┌─ Material provided
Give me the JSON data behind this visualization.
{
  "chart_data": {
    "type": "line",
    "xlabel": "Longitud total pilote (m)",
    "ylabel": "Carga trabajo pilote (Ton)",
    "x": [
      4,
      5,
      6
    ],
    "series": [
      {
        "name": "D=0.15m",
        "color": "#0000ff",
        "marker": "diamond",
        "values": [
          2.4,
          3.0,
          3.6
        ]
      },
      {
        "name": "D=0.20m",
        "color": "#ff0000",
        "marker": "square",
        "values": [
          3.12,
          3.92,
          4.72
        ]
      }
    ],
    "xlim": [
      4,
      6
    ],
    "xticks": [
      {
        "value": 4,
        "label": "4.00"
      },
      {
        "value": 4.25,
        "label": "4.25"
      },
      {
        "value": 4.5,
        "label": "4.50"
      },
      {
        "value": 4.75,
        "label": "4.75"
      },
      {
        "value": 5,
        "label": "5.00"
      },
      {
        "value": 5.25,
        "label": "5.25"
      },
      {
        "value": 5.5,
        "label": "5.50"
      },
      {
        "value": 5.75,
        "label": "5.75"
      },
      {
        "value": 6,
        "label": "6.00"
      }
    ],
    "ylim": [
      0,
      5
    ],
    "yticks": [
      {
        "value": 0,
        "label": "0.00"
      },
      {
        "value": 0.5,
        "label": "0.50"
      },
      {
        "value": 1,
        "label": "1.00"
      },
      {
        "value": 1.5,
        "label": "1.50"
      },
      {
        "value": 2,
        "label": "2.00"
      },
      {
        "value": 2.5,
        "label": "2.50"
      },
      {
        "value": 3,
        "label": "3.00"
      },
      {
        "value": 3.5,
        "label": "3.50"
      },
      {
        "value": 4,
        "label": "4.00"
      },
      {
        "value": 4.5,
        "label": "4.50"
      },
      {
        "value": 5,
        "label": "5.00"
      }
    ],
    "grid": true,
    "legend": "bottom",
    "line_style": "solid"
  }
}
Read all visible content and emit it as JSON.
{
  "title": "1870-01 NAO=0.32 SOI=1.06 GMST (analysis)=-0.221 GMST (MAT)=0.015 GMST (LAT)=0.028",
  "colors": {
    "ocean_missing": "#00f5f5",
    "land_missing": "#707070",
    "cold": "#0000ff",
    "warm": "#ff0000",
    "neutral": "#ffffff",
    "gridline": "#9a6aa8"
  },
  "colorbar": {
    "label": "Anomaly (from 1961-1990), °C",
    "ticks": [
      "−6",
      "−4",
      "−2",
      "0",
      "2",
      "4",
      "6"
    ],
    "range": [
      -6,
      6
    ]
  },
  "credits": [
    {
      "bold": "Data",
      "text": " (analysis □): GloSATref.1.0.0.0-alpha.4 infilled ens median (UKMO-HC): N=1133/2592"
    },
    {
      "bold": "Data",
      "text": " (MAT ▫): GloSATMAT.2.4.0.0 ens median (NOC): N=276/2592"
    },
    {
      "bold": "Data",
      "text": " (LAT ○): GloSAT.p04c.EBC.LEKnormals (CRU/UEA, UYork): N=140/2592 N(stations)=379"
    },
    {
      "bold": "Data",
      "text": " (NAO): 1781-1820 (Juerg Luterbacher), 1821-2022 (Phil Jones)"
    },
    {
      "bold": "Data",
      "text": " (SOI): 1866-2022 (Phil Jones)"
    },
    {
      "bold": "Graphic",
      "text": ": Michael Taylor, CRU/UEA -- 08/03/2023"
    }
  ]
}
└─
Reproduce each entry exactly, leaving out nothing.

# [Solution for this problem]
Give me the JSON data behind this visualization.
{
  "chart_data": {
    "type": "line",
    "xlabel": "Longitud total pilote (m)",
    "ylabel": "Carga trabajo pilote (Ton)",
    "x": [
      4,
      5,
      6
    ],
    "series": [
      {
        "name": "D=0.15m",
        "color": "#0000ff",
        "marker": "diamond",
        "values": [
          2.4,
          3.0,
          3.6
        ]
      },
      {
        "name": "D=0.20m",
        "color": "#ff0000",
        "marker": "square",
        "values": [
          3.12,
          3.92,
          4.72
        ]
      }
    ],
    "xlim": [
      4,
      6
    ],
    "xticks": [
      {
        "value": 4,
        "label": "4.00"
      },
      {
        "value": 4.25,
        "label": "4.25"
      },
      {
        "value": 4.5,
        "label": "4.50"
      },
      {
        "value": 4.75,
        "label": "4.75"
      },
      {
        "value": 5,
        "label": "5.00"
      },
      {
        "value": 5.25,
        "label": "5.25"
      },
      {
        "value": 5.5,
        "label": "5.50"
      },
      {
        "value": 5.75,
        "label": "5.75"
      },
      {
        "value": 6,
        "label": "6.00"
      }
    ],
    "ylim": [
      0,
      5
    ],
    "yticks": [
      {
        "value": 0,
        "label": "0.00"
      },
      {
        "value": 0.5,
        "label": "0.50"
      },
      {
        "value": 1,
        "label": "1.00"
      },
      {
        "value": 1.5,
        "label": "1.50"
      },
      {
        "value": 2,
        "label": "2.00"
      },
      {
        "value": 2.5,
        "label": "2.50"
      },
      {
        "value": 3,
        "label": "3.00"
      },
      {
        "value": 3.5,
        "label": "3.50"
      },
      {
        "value": 4,
        "label": "4.00"
      },
      {
        "value": 4.5,
        "label": "4.50"
      },
      {
        "value": 5,
        "label": "5.00"
      }
    ],
    "grid": true,
    "legend": "bottom",
    "line_style": "solid"
  }
}
Read all visible content and emit it as JSON.
{
  "title": "1870-01 NAO=0.32 SOI=1.06 GMST (analysis)=-0.221 GMST (MAT)=0.015 GMST (LAT)=0.028",
  "colors": {
    "ocean_missing": "#00f5f5",
    "land_missing": "#707070",
    "cold": "#0000ff",
    "warm": "#ff0000",
    "neutral": "#ffffff",
    "gridline": "#9a6aa8"
  },
  "colorbar": {
    "label": "Anomaly (from 1961-1990), °C",
    "ticks": [
      "−6",
      "−4",
      "−2",
      "0",
      "2",
      "4",
      "6"
    ],
    "range": [
      -6,
      6
    ]
  },
  "credits": [
    {
      "bold": "Data",
      "text": " (analysis □): GloSATref.1.0.0.0-alpha.4 infilled ens median (UKMO-HC): N=1133/2592"
    },
    {
      "bold": "Data",
      "text": " (MAT ▫): GloSATMAT.2.4.0.0 ens median (NOC): N=276/2592"
    },
    {
      "bold": "Data",
      "text": " (LAT ○): GloSAT.p04c.EBC.LEKnormals (CRU/UEA, UYork): N=140/2592 N(stations)=379"
    },
    {
      "bold": "Data",
      "text": " (NAO): 1781-1820 (Juerg Luterbacher), 1821-2022 (Phil Jones)"
    },
    {
      "bold": "Data",
      "text": " (SOI): 1866-2022 (Phil Jones)"
    },
    {
      "bold": "Graphic",
      "text": ": Michael Taylor, CRU/UEA -- 08/03/2023"
    }
  ]
}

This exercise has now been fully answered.